■ Goal:
Look through the lines of the material and count those containing "Beauv". Give that count alone.

Rows from a dataset
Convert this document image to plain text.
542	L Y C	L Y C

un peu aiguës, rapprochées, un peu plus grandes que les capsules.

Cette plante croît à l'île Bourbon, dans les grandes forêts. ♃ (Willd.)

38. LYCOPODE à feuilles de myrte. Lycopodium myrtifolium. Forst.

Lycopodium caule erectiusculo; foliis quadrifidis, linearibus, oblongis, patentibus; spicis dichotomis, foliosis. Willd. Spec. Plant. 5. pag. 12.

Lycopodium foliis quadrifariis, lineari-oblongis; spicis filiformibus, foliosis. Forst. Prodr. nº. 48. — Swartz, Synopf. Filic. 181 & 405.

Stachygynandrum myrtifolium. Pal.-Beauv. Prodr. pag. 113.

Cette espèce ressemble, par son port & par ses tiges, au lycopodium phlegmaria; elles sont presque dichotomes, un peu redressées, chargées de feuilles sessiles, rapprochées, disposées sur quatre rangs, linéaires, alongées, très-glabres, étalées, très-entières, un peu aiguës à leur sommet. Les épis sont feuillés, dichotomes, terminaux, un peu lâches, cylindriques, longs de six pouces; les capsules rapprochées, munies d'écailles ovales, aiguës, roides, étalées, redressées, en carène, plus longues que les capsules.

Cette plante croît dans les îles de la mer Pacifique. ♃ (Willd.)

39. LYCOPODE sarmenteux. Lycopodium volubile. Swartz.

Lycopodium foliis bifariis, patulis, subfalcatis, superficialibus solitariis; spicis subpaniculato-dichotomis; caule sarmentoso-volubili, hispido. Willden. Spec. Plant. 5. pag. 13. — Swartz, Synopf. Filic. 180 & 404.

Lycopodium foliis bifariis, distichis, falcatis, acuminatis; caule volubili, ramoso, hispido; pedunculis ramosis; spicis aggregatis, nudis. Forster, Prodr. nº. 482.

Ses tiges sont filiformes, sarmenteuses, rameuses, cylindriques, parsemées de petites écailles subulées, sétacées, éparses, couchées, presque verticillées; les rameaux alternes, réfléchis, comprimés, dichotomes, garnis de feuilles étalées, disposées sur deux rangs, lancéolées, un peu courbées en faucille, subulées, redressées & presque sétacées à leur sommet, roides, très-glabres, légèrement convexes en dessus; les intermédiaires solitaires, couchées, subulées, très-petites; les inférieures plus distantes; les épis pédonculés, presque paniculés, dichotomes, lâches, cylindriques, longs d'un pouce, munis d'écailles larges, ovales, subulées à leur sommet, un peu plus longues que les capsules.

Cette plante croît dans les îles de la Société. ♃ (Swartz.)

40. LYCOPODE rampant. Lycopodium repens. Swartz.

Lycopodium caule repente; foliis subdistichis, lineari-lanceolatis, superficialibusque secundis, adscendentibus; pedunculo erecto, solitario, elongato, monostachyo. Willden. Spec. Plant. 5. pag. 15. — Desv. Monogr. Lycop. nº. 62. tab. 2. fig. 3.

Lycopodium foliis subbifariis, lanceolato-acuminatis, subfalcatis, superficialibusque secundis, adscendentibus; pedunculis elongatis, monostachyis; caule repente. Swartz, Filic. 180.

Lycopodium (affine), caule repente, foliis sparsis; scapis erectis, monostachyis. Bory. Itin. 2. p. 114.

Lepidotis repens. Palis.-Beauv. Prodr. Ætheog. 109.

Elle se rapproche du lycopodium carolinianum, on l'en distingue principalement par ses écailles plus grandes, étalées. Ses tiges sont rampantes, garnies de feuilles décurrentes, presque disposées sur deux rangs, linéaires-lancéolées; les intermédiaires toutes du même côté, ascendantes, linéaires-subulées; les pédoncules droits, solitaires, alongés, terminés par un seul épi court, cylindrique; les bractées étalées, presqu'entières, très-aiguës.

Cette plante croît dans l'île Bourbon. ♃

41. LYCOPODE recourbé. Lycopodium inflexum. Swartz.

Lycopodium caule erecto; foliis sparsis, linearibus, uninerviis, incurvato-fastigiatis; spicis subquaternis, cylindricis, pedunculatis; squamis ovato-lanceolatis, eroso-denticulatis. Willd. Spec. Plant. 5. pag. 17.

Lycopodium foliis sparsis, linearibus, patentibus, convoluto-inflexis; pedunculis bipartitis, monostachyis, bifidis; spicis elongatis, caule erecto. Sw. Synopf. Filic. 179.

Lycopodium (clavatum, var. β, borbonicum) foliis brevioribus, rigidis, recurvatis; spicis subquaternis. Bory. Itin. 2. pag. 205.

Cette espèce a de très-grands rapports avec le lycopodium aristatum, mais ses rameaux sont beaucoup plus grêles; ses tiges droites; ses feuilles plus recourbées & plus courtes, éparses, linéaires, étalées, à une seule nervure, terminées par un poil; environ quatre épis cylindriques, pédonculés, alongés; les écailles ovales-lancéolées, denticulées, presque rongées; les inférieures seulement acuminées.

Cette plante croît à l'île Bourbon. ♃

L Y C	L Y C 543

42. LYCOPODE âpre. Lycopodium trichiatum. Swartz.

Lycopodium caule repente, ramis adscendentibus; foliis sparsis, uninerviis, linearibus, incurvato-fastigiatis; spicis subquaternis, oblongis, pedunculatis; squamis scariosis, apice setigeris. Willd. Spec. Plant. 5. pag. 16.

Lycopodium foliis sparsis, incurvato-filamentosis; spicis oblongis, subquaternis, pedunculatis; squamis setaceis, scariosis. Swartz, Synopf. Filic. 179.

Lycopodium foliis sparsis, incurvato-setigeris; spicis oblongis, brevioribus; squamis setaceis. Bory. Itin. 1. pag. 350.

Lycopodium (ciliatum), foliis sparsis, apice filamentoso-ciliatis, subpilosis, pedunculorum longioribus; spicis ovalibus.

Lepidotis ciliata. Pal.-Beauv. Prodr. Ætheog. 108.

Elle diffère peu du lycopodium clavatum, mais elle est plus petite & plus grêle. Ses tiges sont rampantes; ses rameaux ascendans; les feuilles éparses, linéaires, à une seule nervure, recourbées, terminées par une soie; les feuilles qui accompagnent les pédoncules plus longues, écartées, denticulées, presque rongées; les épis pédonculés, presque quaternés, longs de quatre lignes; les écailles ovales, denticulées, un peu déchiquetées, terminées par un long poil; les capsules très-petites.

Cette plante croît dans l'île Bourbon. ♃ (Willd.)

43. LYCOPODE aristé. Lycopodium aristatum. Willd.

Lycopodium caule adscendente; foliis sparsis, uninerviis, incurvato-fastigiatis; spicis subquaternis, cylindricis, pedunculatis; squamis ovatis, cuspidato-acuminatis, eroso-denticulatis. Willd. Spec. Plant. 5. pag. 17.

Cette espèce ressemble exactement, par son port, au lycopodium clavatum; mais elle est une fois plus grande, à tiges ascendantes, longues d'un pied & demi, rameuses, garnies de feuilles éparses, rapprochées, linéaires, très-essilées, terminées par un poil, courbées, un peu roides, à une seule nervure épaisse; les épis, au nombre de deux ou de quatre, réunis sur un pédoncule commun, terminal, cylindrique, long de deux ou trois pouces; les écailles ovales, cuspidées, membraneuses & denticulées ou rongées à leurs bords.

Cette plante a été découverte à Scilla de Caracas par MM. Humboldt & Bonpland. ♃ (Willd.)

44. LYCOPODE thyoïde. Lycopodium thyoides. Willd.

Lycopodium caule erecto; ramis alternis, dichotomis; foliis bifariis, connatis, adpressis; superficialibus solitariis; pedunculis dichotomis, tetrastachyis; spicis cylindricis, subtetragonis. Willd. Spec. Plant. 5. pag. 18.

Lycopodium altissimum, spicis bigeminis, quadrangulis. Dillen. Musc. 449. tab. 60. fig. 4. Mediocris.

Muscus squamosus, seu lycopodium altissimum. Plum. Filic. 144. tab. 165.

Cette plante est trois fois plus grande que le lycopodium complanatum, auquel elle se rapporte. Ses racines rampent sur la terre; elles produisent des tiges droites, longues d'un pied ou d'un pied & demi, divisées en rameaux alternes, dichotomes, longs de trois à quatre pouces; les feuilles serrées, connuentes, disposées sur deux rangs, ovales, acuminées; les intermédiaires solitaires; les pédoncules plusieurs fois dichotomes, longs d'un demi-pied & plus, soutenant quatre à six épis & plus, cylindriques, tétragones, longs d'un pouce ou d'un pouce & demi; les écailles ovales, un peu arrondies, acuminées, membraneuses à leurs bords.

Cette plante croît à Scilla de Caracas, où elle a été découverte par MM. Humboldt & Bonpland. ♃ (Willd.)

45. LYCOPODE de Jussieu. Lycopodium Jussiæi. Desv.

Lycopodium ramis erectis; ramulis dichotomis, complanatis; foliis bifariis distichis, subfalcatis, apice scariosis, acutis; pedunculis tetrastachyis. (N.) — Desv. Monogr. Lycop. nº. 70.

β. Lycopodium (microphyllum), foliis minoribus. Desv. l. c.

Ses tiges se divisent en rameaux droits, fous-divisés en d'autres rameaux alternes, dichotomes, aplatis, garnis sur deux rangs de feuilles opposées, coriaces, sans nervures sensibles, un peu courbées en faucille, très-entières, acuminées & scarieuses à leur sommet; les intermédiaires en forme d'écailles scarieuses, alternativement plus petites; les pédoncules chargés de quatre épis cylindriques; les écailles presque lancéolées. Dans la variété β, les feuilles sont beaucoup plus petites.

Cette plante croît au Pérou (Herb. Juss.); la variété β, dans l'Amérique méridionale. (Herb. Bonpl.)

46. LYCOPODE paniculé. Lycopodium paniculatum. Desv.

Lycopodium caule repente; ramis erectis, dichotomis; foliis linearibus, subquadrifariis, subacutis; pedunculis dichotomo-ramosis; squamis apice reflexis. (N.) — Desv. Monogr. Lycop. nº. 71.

■ Answer below:
3